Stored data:

=-=-=-=-=

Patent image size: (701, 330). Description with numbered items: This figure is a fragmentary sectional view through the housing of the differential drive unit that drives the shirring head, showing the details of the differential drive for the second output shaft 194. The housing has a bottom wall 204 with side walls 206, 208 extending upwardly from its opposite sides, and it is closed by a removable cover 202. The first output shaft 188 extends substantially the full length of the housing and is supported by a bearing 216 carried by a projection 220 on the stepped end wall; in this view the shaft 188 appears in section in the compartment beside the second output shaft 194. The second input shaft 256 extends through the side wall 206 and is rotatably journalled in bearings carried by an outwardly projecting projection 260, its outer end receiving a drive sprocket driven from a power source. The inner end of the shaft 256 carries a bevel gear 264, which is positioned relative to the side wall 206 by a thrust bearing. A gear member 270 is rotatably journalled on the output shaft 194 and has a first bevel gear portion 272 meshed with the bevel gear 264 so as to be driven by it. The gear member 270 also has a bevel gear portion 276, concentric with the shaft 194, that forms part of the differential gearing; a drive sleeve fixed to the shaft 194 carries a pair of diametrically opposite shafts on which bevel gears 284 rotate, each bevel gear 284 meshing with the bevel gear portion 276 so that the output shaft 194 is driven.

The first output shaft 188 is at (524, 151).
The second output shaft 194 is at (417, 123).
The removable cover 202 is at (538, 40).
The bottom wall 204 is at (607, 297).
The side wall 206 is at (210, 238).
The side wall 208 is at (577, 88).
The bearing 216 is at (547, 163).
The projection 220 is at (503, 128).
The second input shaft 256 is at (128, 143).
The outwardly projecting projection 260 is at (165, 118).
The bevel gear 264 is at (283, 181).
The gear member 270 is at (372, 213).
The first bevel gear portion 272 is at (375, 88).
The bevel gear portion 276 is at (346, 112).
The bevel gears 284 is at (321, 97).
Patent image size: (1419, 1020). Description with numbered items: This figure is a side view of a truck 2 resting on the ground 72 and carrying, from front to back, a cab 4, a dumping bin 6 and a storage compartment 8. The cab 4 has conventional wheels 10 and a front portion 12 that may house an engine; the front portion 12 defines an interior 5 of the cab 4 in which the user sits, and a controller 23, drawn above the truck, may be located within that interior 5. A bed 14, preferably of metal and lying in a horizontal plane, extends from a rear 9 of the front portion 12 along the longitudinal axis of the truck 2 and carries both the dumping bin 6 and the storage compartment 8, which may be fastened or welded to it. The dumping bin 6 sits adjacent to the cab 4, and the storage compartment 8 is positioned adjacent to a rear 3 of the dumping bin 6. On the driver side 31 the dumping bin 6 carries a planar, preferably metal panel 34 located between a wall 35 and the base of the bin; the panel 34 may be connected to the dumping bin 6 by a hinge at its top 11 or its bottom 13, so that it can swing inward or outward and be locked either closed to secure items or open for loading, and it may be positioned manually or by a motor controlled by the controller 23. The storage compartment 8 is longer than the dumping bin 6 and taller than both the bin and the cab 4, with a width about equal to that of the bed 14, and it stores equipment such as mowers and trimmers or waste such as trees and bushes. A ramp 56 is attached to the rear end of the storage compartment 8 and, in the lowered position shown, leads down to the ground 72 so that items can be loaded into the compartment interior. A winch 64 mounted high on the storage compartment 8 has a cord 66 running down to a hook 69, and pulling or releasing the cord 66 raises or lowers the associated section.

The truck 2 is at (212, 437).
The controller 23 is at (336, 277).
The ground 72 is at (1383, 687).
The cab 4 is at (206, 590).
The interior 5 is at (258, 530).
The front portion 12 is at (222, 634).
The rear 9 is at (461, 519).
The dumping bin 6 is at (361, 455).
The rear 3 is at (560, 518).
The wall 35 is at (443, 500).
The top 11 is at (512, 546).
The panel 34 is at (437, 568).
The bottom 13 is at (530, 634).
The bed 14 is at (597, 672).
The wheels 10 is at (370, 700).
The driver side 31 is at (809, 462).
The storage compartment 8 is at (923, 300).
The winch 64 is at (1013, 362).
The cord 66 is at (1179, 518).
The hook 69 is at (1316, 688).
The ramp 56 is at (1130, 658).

=-=-=-=-=

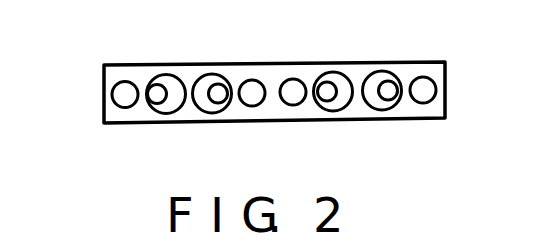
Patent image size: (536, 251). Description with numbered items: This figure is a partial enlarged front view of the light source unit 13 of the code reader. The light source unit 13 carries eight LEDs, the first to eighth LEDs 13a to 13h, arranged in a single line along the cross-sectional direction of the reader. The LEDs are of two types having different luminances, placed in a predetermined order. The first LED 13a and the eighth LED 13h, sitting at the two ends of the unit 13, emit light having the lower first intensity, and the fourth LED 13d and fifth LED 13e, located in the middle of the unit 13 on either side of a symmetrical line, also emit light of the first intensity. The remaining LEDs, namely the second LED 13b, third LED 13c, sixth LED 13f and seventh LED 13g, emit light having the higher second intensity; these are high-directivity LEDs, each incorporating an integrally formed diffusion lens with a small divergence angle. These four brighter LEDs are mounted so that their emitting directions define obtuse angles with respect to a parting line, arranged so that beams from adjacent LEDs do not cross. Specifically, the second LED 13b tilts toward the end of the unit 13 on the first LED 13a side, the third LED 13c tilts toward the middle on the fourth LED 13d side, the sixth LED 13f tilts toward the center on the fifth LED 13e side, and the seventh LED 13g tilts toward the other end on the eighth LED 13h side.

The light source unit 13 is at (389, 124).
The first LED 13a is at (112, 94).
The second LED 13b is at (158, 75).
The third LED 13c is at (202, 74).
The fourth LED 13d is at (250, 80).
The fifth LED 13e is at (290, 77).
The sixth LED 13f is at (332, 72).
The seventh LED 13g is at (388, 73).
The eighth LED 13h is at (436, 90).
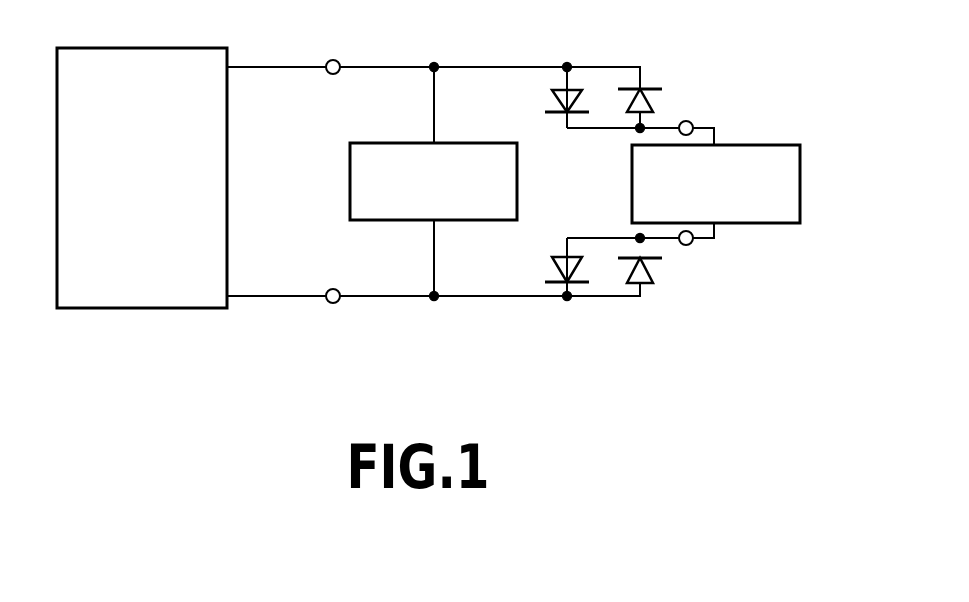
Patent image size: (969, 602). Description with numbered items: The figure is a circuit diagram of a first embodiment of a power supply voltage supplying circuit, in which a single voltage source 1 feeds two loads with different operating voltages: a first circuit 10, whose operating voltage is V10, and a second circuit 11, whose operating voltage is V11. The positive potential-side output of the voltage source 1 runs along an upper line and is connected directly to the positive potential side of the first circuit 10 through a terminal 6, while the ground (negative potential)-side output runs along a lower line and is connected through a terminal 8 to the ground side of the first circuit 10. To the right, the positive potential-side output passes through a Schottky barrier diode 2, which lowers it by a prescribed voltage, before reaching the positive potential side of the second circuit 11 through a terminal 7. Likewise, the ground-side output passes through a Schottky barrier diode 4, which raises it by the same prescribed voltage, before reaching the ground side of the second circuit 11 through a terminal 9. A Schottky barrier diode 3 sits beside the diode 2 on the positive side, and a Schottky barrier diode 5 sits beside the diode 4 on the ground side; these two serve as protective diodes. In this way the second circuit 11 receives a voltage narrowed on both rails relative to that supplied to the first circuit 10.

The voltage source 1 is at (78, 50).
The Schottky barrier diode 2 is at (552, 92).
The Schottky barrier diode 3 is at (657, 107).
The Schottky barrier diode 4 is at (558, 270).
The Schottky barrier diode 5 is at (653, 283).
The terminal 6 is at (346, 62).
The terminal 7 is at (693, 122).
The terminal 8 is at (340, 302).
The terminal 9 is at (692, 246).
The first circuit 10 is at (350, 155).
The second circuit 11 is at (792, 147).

=-=-=-=-=

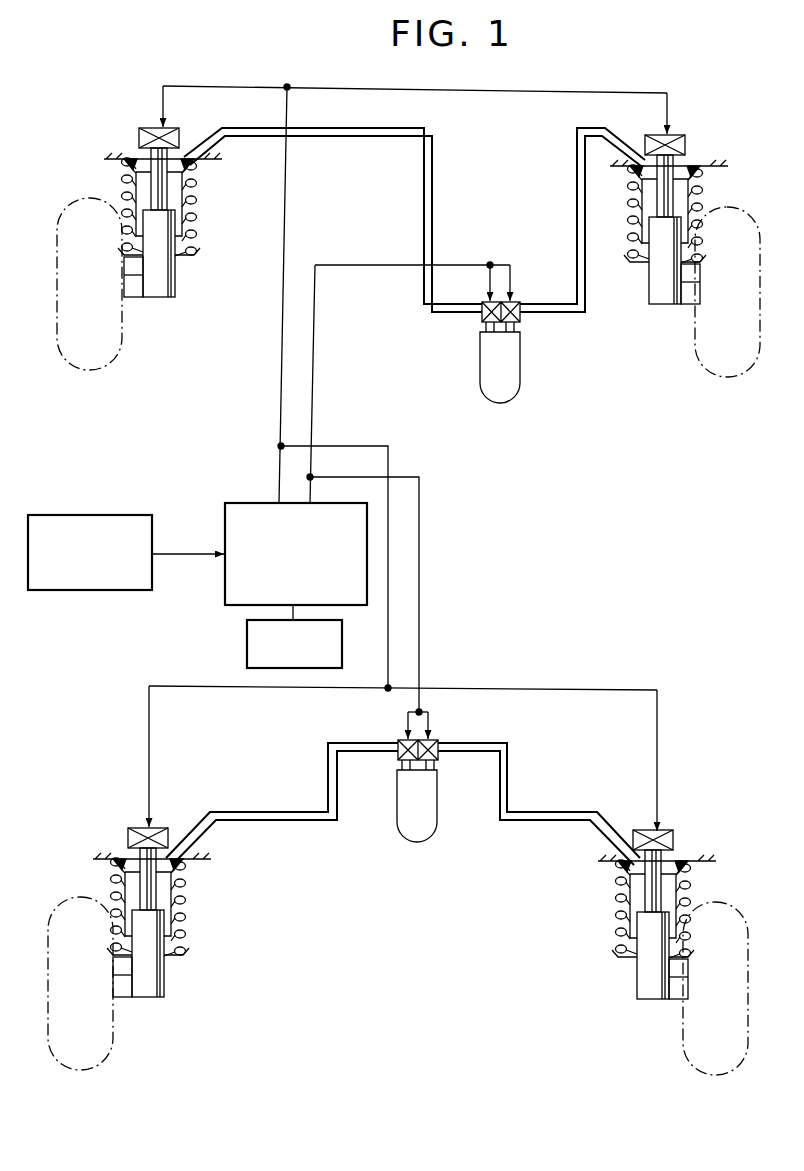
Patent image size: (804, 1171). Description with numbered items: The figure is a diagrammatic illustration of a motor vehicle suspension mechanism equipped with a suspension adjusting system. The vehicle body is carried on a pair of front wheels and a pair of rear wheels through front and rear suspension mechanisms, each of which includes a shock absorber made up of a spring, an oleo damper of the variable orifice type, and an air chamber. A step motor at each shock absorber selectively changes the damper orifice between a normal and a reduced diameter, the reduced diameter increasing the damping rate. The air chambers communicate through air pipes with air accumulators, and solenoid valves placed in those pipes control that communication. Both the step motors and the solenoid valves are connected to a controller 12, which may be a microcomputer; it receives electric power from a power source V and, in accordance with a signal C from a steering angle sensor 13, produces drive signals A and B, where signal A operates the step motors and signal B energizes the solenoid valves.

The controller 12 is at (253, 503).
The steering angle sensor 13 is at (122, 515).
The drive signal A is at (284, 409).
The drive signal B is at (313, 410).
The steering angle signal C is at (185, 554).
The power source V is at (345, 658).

=-=-=-=-=

Please output the items between the lines holding "Patent image size: (701, 330)." and "The bevel gears 284 is at (321, 97).", inclusive, as a two-column CSV with the headers input and output. Give one row per item, with its text in input and its answer in output, each field quoted and every line break replaced by a space.

input,output
"Patent image size: (701, 330). Description with numbered items: This figure is a fragmentary sectional view through the housing of the differential drive unit that drives the shirring head, showing the details of the differential drive for the second output shaft 194. The housing has a bottom wall 204 with side walls 206, 208 extending upwardly from its opposite sides, and it is closed by a removable cover 202. The first output shaft 188 extends substantially the full length of the housing and is supported by a bearing 216 carried by a projection 220 on the stepped end wall; in this view the shaft 188 appears in section in the compartment beside the second output shaft 194. The second input shaft 256 extends through the side wall 206 and is rotatably journalled in bearings carried by an outwardly projecting projection 260, its outer end receiving a drive sprocket driven from a power source. The inner end of the shaft 256 carries a bevel gear 264, which is positioned relative to the side wall 206 by a thrust bearing. A gear member 270 is rotatably journalled on the output shaft 194 and has a first bevel gear portion 272 meshed with the bevel gear 264 so as to be driven by it. The gear member 270 also has a bevel gear portion 276, concentric with the shaft 194, that forms part of the differential gearing; a drive sleeve fixed to the shaft 194 carries a pair of diametrically opposite shafts on which bevel gears 284 rotate, each bevel gear 284 meshing with the bevel gear portion 276 so that the output shaft 194 is driven.","The first output shaft 188 is at (524, 151). The second output shaft 194 is at (417, 123). The removable cover 202 is at (538, 40). The bottom wall 204 is at (607, 297). The side wall 206 is at (210, 238). The side wall 208 is at (577, 88). The bearing 216 is at (547, 163). The projection 220 is at (503, 128). The second input shaft 256 is at (128, 143). The outwardly projecting projection 260 is at (165, 118). The bevel gear 264 is at (283, 181). The gear member 270 is at (372, 213). The first bevel gear portion 272 is at (375, 88). The bevel gear portion 276 is at (346, 112). The bevel gears 284 is at (321, 97)."